--- Start of DATA TO USE ---

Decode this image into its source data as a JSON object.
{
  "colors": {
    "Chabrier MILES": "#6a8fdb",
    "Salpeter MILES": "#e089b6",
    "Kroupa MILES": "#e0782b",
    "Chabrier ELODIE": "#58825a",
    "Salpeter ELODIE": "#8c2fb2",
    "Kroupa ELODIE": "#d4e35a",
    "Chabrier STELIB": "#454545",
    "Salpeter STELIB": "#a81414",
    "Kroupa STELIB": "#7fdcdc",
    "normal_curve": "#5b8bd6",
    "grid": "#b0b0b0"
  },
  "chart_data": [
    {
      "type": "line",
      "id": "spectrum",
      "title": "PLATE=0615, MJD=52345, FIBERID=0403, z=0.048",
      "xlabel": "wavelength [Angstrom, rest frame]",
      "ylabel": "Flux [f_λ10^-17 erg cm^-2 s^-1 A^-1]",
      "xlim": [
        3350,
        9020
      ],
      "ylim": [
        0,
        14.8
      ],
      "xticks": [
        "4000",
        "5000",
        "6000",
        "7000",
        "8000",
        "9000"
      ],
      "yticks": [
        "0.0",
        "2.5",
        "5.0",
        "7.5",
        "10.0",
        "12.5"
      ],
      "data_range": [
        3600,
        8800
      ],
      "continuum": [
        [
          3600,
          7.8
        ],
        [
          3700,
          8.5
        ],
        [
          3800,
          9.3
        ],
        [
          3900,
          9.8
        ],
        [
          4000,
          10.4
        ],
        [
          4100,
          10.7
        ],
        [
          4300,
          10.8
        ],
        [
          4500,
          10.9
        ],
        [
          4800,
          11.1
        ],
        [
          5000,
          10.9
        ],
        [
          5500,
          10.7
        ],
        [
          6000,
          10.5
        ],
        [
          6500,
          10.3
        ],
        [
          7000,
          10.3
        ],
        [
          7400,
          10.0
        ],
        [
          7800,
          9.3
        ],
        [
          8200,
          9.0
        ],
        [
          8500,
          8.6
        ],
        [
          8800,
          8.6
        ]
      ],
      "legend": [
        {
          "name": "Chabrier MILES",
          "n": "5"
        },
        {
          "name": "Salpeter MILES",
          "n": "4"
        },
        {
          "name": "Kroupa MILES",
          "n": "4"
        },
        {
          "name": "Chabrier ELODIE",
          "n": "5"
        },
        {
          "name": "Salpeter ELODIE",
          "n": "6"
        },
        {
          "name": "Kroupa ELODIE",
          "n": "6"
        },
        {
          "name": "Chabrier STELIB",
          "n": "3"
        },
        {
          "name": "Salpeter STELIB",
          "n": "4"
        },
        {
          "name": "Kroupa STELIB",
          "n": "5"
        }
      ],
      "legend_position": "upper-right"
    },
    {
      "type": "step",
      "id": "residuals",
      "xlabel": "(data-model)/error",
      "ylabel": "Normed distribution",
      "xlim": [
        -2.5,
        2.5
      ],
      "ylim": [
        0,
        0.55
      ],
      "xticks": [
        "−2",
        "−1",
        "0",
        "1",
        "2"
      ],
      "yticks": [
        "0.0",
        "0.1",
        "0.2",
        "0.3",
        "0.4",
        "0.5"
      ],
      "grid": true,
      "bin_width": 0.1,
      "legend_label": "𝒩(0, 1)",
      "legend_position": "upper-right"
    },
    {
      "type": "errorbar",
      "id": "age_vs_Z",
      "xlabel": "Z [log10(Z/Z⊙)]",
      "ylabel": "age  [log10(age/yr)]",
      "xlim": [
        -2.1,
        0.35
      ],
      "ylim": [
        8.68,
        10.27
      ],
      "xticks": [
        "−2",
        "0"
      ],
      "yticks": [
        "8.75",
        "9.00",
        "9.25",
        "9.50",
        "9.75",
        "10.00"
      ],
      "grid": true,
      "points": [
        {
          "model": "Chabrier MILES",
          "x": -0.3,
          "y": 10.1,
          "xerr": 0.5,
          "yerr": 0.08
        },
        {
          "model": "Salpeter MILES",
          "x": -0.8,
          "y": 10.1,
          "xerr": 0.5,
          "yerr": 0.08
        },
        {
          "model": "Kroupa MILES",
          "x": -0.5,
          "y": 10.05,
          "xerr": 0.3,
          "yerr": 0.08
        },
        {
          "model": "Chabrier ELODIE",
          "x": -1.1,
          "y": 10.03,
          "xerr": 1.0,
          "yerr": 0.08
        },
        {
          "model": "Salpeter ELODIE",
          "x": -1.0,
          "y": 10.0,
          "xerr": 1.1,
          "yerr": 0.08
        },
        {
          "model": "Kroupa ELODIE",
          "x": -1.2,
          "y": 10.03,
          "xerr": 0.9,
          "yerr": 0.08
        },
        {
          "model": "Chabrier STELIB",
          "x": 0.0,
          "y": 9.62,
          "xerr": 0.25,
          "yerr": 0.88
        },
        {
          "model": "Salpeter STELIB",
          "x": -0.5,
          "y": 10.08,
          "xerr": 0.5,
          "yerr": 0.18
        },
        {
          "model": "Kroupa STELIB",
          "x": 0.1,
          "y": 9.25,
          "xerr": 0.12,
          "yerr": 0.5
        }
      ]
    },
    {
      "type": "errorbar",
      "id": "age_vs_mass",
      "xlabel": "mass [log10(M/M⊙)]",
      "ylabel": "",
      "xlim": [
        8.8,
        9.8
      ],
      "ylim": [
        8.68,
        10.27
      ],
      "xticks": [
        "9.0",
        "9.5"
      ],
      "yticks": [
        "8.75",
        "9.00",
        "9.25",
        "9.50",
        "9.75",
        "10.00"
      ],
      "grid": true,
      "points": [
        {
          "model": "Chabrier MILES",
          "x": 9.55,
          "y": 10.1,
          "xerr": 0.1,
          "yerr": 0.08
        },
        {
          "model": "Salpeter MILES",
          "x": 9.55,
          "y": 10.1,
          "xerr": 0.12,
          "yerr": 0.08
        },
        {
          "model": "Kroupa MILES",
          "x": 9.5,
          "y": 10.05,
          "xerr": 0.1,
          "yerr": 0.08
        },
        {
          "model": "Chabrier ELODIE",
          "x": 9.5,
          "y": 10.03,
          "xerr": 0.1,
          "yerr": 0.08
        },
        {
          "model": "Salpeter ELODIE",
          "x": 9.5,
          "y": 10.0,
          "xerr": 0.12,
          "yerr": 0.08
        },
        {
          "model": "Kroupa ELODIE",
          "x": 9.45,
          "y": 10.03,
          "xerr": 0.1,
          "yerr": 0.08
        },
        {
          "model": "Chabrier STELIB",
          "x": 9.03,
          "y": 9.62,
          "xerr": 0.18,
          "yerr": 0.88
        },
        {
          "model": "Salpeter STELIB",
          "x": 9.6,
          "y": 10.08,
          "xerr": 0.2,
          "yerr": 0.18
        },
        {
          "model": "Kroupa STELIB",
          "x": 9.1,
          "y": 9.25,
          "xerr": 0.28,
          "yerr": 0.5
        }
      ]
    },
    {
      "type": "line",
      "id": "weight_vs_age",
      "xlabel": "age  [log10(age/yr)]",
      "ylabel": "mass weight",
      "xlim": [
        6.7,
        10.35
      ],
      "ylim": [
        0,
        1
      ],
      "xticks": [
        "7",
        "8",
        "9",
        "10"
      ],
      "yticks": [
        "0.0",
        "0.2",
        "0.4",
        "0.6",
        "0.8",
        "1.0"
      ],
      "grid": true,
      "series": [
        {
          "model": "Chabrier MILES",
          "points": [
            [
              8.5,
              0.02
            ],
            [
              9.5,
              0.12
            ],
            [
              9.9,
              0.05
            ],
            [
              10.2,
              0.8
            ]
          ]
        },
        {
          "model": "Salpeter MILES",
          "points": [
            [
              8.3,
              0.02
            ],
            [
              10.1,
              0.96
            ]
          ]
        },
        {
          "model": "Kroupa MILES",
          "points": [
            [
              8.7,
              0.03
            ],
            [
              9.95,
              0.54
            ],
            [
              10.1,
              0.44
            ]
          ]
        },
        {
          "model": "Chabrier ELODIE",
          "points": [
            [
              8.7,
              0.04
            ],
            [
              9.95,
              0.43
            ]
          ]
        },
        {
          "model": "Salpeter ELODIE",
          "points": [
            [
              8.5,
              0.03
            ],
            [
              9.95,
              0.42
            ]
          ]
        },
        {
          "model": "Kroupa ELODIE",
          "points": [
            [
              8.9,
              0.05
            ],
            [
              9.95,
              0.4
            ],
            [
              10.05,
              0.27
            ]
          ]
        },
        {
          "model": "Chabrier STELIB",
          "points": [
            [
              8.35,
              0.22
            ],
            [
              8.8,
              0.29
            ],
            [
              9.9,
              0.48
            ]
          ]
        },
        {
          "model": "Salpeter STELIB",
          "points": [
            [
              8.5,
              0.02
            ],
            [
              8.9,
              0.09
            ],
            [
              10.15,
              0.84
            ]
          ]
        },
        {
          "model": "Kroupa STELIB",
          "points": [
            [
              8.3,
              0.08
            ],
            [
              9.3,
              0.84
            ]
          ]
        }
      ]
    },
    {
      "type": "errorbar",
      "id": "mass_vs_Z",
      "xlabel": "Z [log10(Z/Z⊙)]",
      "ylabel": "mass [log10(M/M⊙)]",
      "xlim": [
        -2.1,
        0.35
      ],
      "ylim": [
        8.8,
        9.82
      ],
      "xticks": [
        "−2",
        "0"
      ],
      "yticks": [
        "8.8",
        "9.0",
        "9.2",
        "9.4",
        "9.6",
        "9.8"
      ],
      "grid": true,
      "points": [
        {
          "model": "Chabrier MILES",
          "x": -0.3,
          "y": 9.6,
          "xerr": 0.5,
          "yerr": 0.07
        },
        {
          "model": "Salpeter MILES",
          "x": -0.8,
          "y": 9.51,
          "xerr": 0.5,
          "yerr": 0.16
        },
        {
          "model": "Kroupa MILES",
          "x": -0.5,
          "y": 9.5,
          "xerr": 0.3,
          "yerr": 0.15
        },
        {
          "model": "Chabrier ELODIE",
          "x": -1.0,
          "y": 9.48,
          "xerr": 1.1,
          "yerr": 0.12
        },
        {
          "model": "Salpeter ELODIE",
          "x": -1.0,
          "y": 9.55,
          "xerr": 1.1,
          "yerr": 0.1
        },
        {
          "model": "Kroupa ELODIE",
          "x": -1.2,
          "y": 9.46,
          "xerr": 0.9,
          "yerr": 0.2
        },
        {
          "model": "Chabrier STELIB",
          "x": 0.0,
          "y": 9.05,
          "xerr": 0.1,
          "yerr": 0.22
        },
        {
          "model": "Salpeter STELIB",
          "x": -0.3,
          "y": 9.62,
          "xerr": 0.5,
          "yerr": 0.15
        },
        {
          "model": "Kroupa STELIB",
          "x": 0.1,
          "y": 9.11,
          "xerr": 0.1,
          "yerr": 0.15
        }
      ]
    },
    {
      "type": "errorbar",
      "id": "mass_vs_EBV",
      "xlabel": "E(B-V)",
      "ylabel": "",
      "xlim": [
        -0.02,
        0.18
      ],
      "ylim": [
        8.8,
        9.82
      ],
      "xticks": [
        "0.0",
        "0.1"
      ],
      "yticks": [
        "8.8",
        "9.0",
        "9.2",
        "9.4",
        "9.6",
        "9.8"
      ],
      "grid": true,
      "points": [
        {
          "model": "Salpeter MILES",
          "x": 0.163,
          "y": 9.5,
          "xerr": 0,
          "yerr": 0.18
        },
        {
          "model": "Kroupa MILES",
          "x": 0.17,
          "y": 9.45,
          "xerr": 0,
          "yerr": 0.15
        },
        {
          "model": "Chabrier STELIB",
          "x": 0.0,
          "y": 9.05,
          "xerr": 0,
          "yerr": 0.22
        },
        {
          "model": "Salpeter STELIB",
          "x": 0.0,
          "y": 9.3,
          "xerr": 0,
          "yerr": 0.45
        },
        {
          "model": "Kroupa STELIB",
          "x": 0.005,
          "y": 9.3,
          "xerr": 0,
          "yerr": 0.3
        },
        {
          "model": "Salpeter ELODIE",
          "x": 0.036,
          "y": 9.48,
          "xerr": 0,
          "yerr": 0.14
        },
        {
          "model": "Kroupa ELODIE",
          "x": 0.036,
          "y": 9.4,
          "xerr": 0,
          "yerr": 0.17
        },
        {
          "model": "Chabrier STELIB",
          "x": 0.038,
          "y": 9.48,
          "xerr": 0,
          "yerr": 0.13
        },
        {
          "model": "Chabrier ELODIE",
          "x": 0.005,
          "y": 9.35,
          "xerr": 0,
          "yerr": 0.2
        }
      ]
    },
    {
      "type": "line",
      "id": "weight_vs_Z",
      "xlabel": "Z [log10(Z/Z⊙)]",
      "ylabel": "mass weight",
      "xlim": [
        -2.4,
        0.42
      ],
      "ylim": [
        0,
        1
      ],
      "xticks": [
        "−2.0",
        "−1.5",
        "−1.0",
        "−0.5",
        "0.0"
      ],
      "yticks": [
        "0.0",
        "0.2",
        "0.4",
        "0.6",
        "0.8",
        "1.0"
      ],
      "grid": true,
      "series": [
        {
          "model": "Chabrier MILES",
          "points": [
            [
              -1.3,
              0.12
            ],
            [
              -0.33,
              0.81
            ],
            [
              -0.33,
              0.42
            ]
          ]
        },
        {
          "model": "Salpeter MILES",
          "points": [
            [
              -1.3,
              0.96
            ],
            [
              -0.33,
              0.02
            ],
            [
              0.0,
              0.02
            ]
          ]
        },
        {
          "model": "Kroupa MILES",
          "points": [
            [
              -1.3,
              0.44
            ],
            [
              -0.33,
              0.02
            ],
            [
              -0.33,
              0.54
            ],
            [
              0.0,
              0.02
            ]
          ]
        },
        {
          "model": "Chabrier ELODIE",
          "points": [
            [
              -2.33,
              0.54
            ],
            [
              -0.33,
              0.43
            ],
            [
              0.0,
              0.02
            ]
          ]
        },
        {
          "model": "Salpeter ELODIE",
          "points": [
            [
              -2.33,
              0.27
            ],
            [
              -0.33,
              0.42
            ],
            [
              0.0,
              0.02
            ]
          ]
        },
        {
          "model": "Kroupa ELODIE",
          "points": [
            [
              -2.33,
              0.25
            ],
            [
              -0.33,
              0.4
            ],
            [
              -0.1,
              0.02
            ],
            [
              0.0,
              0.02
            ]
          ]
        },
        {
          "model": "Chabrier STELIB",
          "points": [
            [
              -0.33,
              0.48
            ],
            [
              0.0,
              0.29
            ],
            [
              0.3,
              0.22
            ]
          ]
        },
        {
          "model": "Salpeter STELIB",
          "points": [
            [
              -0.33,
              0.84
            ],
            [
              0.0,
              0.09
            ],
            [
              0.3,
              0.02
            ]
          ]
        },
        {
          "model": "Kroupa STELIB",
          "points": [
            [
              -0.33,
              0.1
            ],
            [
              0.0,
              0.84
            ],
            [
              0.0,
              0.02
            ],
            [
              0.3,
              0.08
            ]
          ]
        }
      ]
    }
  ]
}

--- End of DATA TO USE ---

» DIRECTION
Find each line in the records holding the string "xlabel" and show it.

» CORRECT ANSWER
      "xlabel": "wavelength [Angstrom, rest frame]",
      "xlabel": "(data-model)/error",
      "xlabel": "Z [log10(Z/Z⊙)]",
      "xlabel": "mass [log10(M/M⊙)]",
      "xlabel": "age  [log10(age/yr)]",
      "xlabel": "Z [log10(Z/Z⊙)]",
      "xlabel": "E(B-V)",
      "xlabel": "Z [log10(Z/Z⊙)]",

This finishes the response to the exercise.